Report, word for word, every line of the material that contains "бюджетным".
═════ DATA PROVIDED
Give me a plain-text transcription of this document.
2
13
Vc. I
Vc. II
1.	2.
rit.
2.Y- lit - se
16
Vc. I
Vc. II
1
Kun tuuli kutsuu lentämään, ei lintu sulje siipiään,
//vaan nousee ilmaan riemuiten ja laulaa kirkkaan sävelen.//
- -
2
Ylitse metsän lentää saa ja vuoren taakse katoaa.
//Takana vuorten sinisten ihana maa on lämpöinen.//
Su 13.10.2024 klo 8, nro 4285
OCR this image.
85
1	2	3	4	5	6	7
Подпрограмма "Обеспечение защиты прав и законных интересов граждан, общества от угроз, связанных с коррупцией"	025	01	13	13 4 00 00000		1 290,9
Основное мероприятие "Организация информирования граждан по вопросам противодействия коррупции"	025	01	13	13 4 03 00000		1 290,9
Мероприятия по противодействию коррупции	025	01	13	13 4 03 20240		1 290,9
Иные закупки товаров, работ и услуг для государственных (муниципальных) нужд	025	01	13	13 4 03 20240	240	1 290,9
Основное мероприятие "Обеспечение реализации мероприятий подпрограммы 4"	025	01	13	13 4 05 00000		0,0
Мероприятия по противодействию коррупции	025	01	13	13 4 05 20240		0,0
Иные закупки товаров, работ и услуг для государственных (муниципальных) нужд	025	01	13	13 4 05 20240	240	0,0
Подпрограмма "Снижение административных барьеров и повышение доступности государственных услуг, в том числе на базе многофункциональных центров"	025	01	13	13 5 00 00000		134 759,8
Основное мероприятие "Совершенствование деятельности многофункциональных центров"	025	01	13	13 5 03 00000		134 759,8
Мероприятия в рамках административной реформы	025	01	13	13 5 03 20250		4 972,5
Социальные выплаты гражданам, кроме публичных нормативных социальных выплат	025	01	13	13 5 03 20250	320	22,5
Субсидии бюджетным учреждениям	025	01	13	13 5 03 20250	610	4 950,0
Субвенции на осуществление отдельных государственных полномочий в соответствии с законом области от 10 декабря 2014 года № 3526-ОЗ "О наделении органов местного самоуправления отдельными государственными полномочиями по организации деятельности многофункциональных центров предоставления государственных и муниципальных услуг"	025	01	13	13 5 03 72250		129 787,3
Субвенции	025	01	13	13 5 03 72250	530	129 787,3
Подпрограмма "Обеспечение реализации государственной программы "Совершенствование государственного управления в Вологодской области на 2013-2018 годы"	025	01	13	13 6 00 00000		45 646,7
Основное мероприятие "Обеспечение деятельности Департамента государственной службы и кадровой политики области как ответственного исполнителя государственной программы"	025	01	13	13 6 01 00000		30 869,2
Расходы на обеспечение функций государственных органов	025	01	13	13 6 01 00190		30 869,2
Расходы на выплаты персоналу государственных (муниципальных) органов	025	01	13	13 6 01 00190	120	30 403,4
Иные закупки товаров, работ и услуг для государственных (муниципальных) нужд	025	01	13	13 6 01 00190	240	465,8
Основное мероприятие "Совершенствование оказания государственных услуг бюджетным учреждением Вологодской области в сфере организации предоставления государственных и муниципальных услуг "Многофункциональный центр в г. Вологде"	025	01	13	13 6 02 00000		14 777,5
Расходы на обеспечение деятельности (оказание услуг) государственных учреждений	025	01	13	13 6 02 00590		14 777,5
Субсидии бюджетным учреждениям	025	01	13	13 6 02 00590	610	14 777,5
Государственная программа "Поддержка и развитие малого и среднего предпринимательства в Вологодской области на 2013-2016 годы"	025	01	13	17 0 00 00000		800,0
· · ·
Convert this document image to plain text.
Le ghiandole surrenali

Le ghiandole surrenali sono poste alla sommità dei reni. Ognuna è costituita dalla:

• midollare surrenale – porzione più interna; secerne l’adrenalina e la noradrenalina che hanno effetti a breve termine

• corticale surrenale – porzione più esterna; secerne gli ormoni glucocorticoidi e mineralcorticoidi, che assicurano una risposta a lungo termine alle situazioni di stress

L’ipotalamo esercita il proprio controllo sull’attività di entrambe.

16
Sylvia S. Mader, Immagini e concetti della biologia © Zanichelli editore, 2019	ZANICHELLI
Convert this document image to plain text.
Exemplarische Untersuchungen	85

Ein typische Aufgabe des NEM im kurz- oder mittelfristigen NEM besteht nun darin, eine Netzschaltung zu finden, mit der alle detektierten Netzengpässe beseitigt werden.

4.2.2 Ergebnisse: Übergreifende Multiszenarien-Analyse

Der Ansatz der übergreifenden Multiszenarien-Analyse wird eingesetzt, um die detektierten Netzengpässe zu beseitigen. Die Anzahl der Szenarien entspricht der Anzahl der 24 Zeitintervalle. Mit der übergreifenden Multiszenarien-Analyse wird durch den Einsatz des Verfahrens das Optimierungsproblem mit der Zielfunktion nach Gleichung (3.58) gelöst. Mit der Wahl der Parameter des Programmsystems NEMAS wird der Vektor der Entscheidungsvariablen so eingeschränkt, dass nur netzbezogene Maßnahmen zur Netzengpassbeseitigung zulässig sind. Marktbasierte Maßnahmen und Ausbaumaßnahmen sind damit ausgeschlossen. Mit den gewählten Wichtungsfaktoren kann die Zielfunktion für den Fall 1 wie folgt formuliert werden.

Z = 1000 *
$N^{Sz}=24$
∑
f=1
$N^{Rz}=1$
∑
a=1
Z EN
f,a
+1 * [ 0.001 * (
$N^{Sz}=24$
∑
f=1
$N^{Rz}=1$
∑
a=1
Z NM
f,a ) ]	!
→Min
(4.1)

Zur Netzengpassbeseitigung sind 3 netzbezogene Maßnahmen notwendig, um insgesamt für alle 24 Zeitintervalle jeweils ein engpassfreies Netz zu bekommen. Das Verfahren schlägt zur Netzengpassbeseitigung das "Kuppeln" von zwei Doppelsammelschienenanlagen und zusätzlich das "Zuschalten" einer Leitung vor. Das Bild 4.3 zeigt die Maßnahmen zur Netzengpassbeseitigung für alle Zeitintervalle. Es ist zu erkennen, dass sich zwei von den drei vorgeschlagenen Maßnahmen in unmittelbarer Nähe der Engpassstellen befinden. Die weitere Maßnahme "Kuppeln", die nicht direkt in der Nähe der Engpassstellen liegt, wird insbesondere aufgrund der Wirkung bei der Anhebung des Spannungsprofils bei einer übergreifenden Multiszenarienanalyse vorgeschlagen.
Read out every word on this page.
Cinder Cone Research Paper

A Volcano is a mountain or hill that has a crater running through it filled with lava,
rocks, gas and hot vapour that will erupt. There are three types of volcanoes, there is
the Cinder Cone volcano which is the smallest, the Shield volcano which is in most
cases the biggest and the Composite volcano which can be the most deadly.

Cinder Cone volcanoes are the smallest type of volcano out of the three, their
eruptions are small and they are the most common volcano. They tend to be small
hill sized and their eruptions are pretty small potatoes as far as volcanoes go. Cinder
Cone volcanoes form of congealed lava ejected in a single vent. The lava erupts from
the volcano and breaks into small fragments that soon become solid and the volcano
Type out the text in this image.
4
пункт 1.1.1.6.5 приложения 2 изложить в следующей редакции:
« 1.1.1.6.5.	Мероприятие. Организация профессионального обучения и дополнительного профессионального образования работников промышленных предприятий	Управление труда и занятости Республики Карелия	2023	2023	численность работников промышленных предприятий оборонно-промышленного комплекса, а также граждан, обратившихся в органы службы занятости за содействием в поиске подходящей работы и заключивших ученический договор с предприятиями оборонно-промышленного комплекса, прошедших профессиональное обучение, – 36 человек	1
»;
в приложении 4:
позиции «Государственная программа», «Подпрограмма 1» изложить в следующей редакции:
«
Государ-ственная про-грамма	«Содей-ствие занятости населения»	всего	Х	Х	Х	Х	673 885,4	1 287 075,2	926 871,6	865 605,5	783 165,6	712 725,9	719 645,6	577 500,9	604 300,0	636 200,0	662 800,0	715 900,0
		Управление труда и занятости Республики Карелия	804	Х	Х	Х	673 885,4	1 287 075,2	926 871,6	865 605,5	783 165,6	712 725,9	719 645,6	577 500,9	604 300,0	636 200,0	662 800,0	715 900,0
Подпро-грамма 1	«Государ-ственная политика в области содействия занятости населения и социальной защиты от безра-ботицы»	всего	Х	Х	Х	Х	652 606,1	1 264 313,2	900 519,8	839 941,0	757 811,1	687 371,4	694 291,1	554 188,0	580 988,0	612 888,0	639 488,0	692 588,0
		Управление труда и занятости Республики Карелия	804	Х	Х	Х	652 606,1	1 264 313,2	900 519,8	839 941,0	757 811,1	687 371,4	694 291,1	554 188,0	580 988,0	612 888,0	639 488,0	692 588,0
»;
══════════
* THE ANSWER:
Субсидии бюджетным учреждениям	025	01	13	13 5 03 20250	610	4 950,0
Основное мероприятие "Совершенствование оказания государственных услуг бюджетным учреждением Вологодской области в сфере организации предоставления государственных и муниципальных услуг "Многофункциональный центр в г. Вологде"	025	01	13	13 6 02 00000		14 777,5
Субсидии бюджетным учреждениям	025	01	13	13 6 02 00590	610	14 777,5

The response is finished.